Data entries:
**********

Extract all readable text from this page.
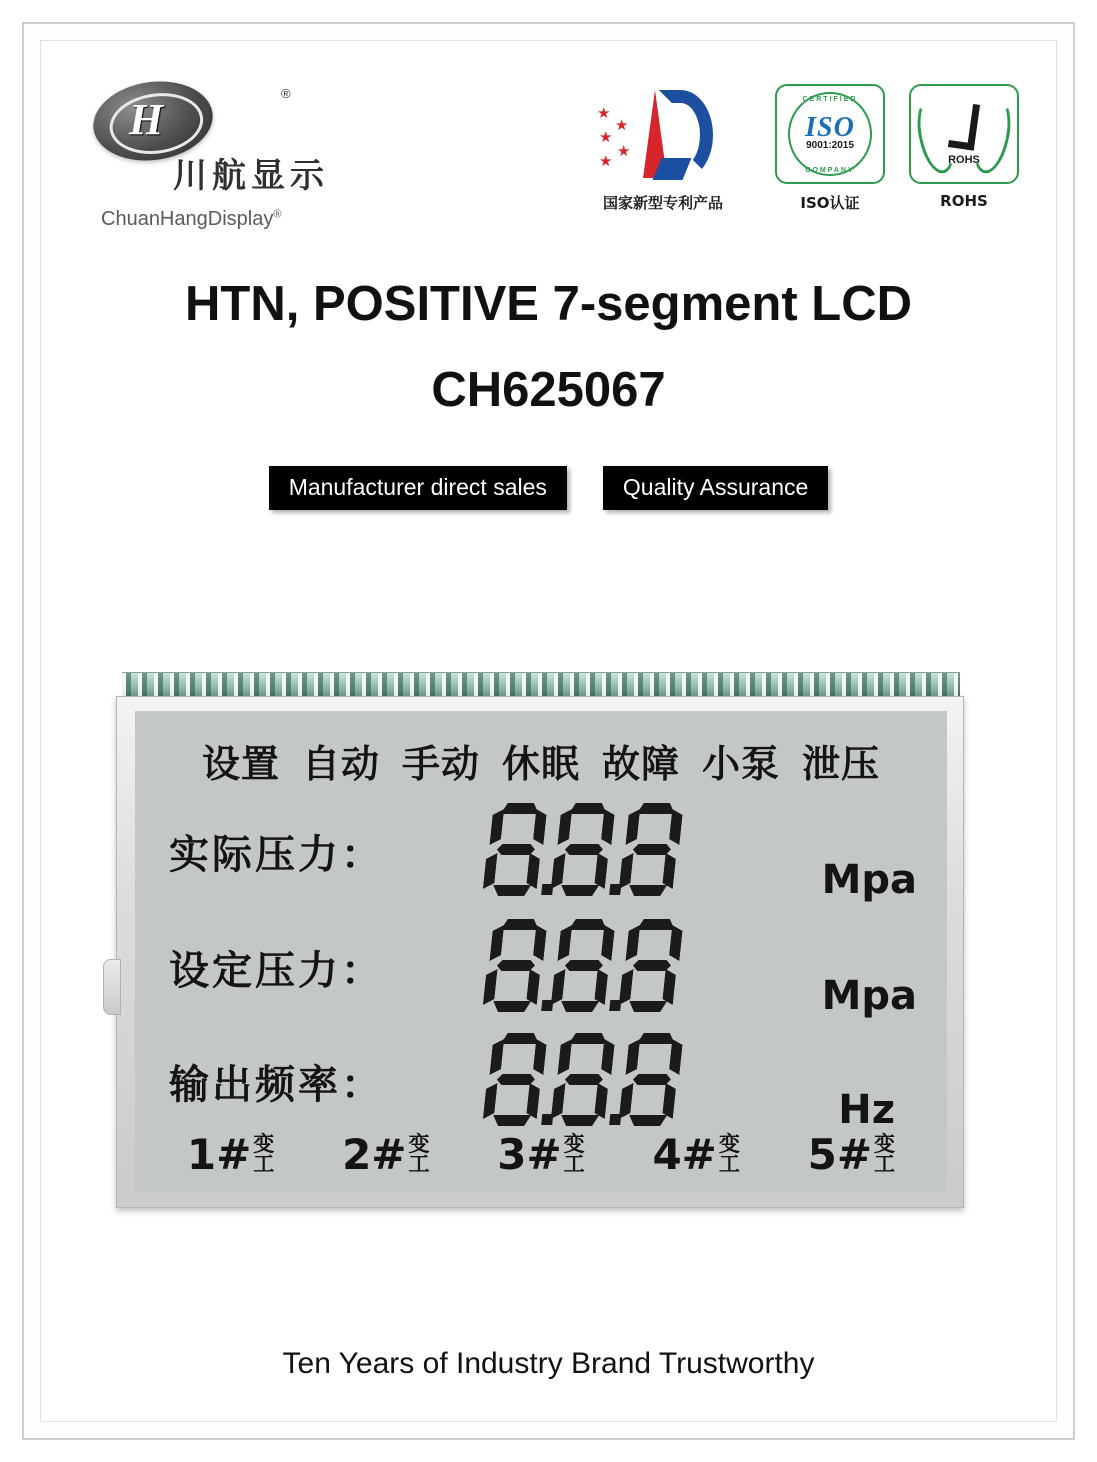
H
®
川航显示
ChuanHangDisplay®
★
★
★
★
★
国家新型专利产品
CERTIFIED
ISO
9001:2015
COMPANY
ISO认证
ROHS
ROHS
HTN, POSITIVE 7-segment LCD
CH625067
Manufacturer direct sales	Quality Assurance
设置 自动 手动 休眠 故障 小泵 泄压
实际压力：
Mpa
设定压力：
Mpa
输出频率：
Hz
1# 变
工 2# 变
工 3# 变
工 4# 变
工 5# 变
工
Ten Years of Industry Brand Trustworthy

**********

WHAT YOU NEED TO DO - Reproduce all entries exactly. Pictures do not belong in the copy.

WORKED ANSWER -
Extract all readable text from this page.
H
®
川航显示
ChuanHangDisplay®
★
★
★
★
★
国家新型专利产品
CERTIFIED
ISO
9001:2015
COMPANY
ISO认证
ROHS
ROHS
HTN, POSITIVE 7-segment LCD
CH625067
Manufacturer direct sales	Quality Assurance
设置 自动 手动 休眠 故障 小泵 泄压
实际压力：
Mpa
设定压力：
Mpa
输出频率：
Hz
1# 变
工 2# 变
工 3# 变
工 4# 变
工 5# 变
工
Ten Years of Industry Brand Trustworthy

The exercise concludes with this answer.